:: Written problem ::
Can you output the material exactly as written, minus any pictures it holds?

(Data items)
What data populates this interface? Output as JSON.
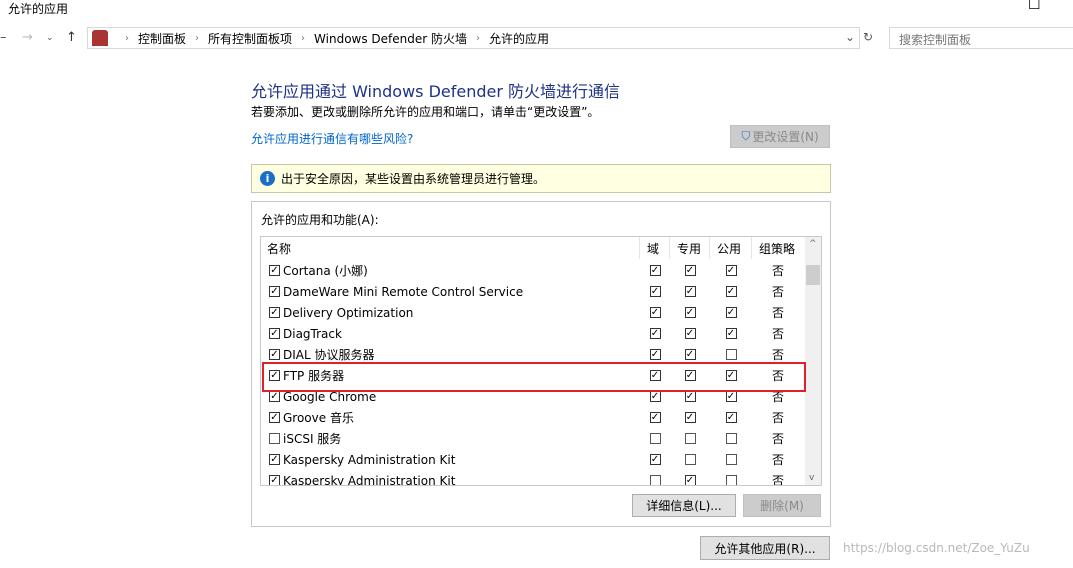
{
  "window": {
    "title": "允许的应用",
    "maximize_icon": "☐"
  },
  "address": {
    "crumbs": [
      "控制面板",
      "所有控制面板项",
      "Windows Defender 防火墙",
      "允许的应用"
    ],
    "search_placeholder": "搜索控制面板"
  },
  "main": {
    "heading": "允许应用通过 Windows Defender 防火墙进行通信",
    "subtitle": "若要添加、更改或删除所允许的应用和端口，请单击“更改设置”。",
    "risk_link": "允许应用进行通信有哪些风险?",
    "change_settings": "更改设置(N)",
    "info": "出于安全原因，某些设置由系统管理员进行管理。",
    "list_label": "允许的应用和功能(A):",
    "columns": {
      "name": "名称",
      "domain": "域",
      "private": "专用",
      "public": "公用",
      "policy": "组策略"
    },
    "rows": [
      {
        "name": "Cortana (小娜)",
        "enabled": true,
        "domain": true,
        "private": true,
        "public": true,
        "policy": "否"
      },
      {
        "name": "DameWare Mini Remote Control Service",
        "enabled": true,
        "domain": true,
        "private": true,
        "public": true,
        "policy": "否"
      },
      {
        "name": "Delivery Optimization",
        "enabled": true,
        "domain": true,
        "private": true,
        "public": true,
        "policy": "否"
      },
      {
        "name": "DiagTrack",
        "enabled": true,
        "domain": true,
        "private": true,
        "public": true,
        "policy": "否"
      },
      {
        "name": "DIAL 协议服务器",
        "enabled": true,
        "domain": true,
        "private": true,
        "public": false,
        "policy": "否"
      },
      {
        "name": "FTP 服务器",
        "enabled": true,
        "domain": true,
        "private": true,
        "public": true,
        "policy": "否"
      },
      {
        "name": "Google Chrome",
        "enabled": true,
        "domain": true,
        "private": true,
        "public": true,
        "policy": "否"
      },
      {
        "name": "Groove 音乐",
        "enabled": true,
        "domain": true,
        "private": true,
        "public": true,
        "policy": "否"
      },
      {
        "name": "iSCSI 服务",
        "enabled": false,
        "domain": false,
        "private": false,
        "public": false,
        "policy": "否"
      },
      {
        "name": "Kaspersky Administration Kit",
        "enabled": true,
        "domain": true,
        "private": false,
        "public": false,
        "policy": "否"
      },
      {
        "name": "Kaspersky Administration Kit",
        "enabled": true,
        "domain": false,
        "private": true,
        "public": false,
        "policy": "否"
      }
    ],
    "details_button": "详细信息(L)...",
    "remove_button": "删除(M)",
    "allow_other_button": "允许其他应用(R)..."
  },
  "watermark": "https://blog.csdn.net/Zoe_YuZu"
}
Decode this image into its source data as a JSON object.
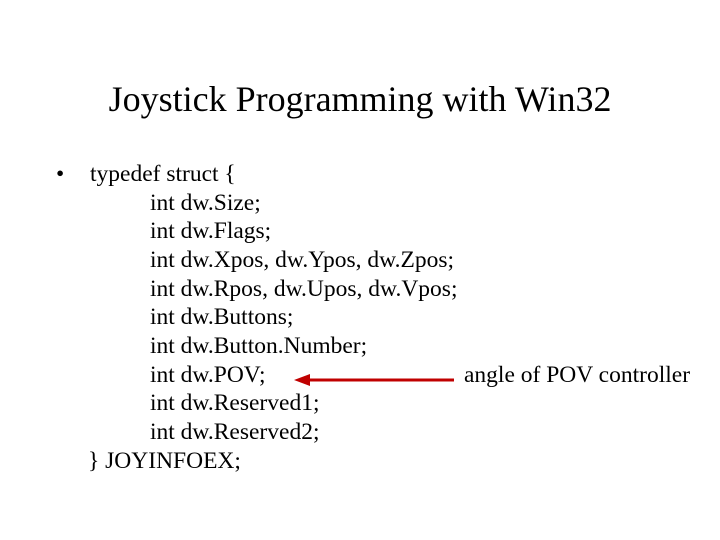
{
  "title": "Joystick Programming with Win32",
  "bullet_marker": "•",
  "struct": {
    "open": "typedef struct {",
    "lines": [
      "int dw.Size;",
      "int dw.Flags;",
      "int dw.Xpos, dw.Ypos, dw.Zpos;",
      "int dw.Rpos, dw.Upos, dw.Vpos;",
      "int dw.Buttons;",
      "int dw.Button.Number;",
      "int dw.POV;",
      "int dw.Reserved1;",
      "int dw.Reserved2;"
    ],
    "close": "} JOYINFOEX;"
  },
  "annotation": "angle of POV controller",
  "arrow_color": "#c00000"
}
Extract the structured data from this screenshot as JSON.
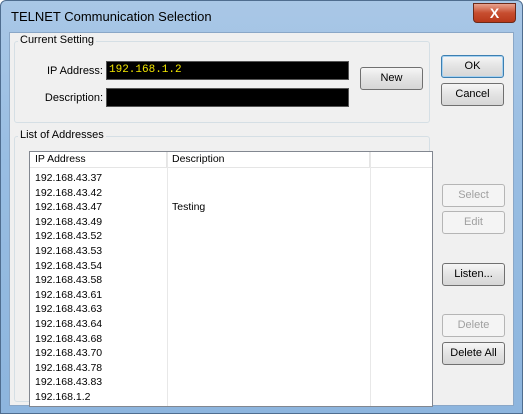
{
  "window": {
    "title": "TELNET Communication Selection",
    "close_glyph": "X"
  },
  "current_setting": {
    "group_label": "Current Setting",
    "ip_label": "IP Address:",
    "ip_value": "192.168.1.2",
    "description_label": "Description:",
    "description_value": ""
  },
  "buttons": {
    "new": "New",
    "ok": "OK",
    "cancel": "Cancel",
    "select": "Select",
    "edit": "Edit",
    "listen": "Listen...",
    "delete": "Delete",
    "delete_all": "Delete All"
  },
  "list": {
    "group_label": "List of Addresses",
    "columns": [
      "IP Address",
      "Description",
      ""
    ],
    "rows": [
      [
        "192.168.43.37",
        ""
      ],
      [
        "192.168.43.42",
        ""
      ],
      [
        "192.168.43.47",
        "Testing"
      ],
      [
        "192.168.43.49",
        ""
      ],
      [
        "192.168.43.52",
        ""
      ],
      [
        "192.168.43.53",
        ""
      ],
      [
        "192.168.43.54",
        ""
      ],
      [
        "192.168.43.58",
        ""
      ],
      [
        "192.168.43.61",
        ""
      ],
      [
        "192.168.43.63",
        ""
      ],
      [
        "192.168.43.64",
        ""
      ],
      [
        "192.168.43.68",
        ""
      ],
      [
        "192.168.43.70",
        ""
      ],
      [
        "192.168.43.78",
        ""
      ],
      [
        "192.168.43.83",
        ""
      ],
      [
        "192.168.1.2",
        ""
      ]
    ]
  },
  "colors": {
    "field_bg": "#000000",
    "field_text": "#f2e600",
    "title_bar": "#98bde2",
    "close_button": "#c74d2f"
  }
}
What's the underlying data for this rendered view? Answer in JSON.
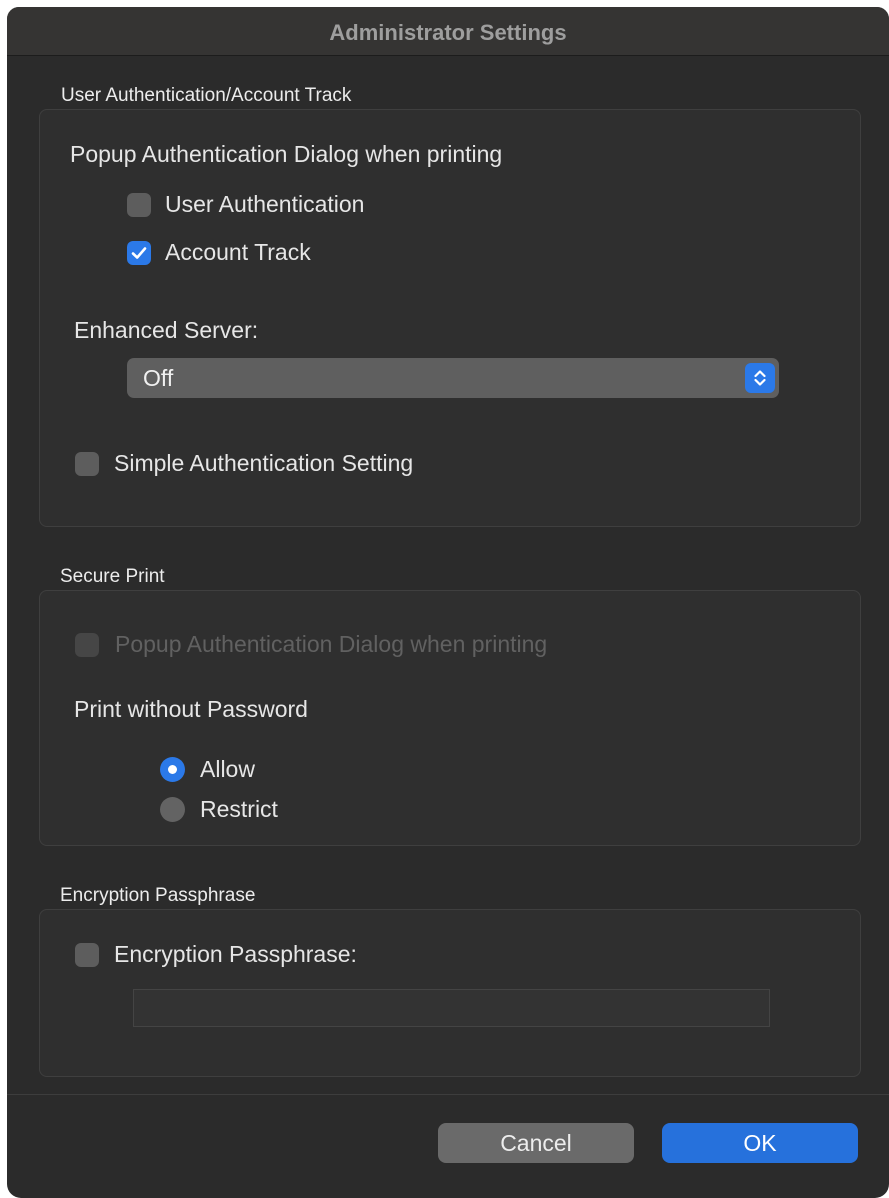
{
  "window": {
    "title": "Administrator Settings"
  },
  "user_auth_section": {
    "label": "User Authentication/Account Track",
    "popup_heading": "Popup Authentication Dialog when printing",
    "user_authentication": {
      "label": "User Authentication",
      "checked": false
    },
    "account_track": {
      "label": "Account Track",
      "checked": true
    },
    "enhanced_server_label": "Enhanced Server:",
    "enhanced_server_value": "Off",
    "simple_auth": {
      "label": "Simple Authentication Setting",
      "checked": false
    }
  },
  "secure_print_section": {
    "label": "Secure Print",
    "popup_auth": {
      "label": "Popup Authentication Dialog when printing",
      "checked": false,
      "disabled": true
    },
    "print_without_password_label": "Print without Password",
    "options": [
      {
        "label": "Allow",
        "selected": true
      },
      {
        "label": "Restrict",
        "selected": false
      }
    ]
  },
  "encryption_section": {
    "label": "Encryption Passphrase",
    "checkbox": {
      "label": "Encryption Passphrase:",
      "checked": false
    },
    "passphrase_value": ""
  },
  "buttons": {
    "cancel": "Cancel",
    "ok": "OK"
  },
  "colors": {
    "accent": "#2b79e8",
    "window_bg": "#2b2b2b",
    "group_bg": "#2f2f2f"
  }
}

:: The solution ::
What data populates this interface? Output as JSON.
{
  "window": {
    "title": "允许的应用",
    "maximize_icon": "☐"
  },
  "address": {
    "crumbs": [
      "控制面板",
      "所有控制面板项",
      "Windows Defender 防火墙",
      "允许的应用"
    ],
    "search_placeholder": "搜索控制面板"
  },
  "main": {
    "heading": "允许应用通过 Windows Defender 防火墙进行通信",
    "subtitle": "若要添加、更改或删除所允许的应用和端口，请单击“更改设置”。",
    "risk_link": "允许应用进行通信有哪些风险?",
    "change_settings": "更改设置(N)",
    "info": "出于安全原因，某些设置由系统管理员进行管理。",
    "list_label": "允许的应用和功能(A):",
    "columns": {
      "name": "名称",
      "domain": "域",
      "private": "专用",
      "public": "公用",
      "policy": "组策略"
    },
    "rows": [
      {
        "name": "Cortana (小娜)",
        "enabled": true,
        "domain": true,
        "private": true,
        "public": true,
        "policy": "否"
      },
      {
        "name": "DameWare Mini Remote Control Service",
        "enabled": true,
        "domain": true,
        "private": true,
        "public": true,
        "policy": "否"
      },
      {
        "name": "Delivery Optimization",
        "enabled": true,
        "domain": true,
        "private": true,
        "public": true,
        "policy": "否"
      },
      {
        "name": "DiagTrack",
        "enabled": true,
        "domain": true,
        "private": true,
        "public": true,
        "policy": "否"
      },
      {
        "name": "DIAL 协议服务器",
        "enabled": true,
        "domain": true,
        "private": true,
        "public": false,
        "policy": "否"
      },
      {
        "name": "FTP 服务器",
        "enabled": true,
        "domain": true,
        "private": true,
        "public": true,
        "policy": "否"
      },
      {
        "name": "Google Chrome",
        "enabled": true,
        "domain": true,
        "private": true,
        "public": true,
        "policy": "否"
      },
      {
        "name": "Groove 音乐",
        "enabled": true,
        "domain": true,
        "private": true,
        "public": true,
        "policy": "否"
      },
      {
        "name": "iSCSI 服务",
        "enabled": false,
        "domain": false,
        "private": false,
        "public": false,
        "policy": "否"
      },
      {
        "name": "Kaspersky Administration Kit",
        "enabled": true,
        "domain": true,
        "private": false,
        "public": false,
        "policy": "否"
      },
      {
        "name": "Kaspersky Administration Kit",
        "enabled": true,
        "domain": false,
        "private": true,
        "public": false,
        "policy": "否"
      }
    ],
    "details_button": "详细信息(L)...",
    "remove_button": "删除(M)",
    "allow_other_button": "允许其他应用(R)..."
  },
  "watermark": "https://blog.csdn.net/Zoe_YuZu"
}
Decode this image into its source data as a JSON object.
{
  "title": "Joystick Programming with Win32",
  "bullet_marker": "•",
  "struct": {
    "open": "typedef struct {",
    "lines": [
      "int dw.Size;",
      "int dw.Flags;",
      "int dw.Xpos, dw.Ypos, dw.Zpos;",
      "int dw.Rpos, dw.Upos, dw.Vpos;",
      "int dw.Buttons;",
      "int dw.Button.Number;",
      "int dw.POV;",
      "int dw.Reserved1;",
      "int dw.Reserved2;"
    ],
    "close": "} JOYINFOEX;"
  },
  "annotation": "angle of POV controller",
  "arrow_color": "#c00000"
}
Extract the structured data from this screenshot as JSON.
{
  "window": {
    "title": "TELNET Communication Selection",
    "close_glyph": "X"
  },
  "current_setting": {
    "group_label": "Current Setting",
    "ip_label": "IP Address:",
    "ip_value": "192.168.1.2",
    "description_label": "Description:",
    "description_value": ""
  },
  "buttons": {
    "new": "New",
    "ok": "OK",
    "cancel": "Cancel",
    "select": "Select",
    "edit": "Edit",
    "listen": "Listen...",
    "delete": "Delete",
    "delete_all": "Delete All"
  },
  "list": {
    "group_label": "List of Addresses",
    "columns": [
      "IP Address",
      "Description",
      ""
    ],
    "rows": [
      [
        "192.168.43.37",
        ""
      ],
      [
        "192.168.43.42",
        ""
      ],
      [
        "192.168.43.47",
        "Testing"
      ],
      [
        "192.168.43.49",
        ""
      ],
      [
        "192.168.43.52",
        ""
      ],
      [
        "192.168.43.53",
        ""
      ],
      [
        "192.168.43.54",
        ""
      ],
      [
        "192.168.43.58",
        ""
      ],
      [
        "192.168.43.61",
        ""
      ],
      [
        "192.168.43.63",
        ""
      ],
      [
        "192.168.43.64",
        ""
      ],
      [
        "192.168.43.68",
        ""
      ],
      [
        "192.168.43.70",
        ""
      ],
      [
        "192.168.43.78",
        ""
      ],
      [
        "192.168.43.83",
        ""
      ],
      [
        "192.168.1.2",
        ""
      ]
    ]
  },
  "colors": {
    "field_bg": "#000000",
    "field_text": "#f2e600",
    "title_bar": "#98bde2",
    "close_button": "#c74d2f"
  }
}
What's the underlying data for this rendered view? Answer in JSON.
{
  "window": {
    "title": "Administrator Settings"
  },
  "user_auth_section": {
    "label": "User Authentication/Account Track",
    "popup_heading": "Popup Authentication Dialog when printing",
    "user_authentication": {
      "label": "User Authentication",
      "checked": false
    },
    "account_track": {
      "label": "Account Track",
      "checked": true
    },
    "enhanced_server_label": "Enhanced Server:",
    "enhanced_server_value": "Off",
    "simple_auth": {
      "label": "Simple Authentication Setting",
      "checked": false
    }
  },
  "secure_print_section": {
    "label": "Secure Print",
    "popup_auth": {
      "label": "Popup Authentication Dialog when printing",
      "checked": false,
      "disabled": true
    },
    "print_without_password_label": "Print without Password",
    "options": [
      {
        "label": "Allow",
        "selected": true
      },
      {
        "label": "Restrict",
        "selected": false
      }
    ]
  },
  "encryption_section": {
    "label": "Encryption Passphrase",
    "checkbox": {
      "label": "Encryption Passphrase:",
      "checked": false
    },
    "passphrase_value": ""
  },
  "buttons": {
    "cancel": "Cancel",
    "ok": "OK"
  },
  "colors": {
    "accent": "#2b79e8",
    "window_bg": "#2b2b2b",
    "group_bg": "#2f2f2f"
  }
}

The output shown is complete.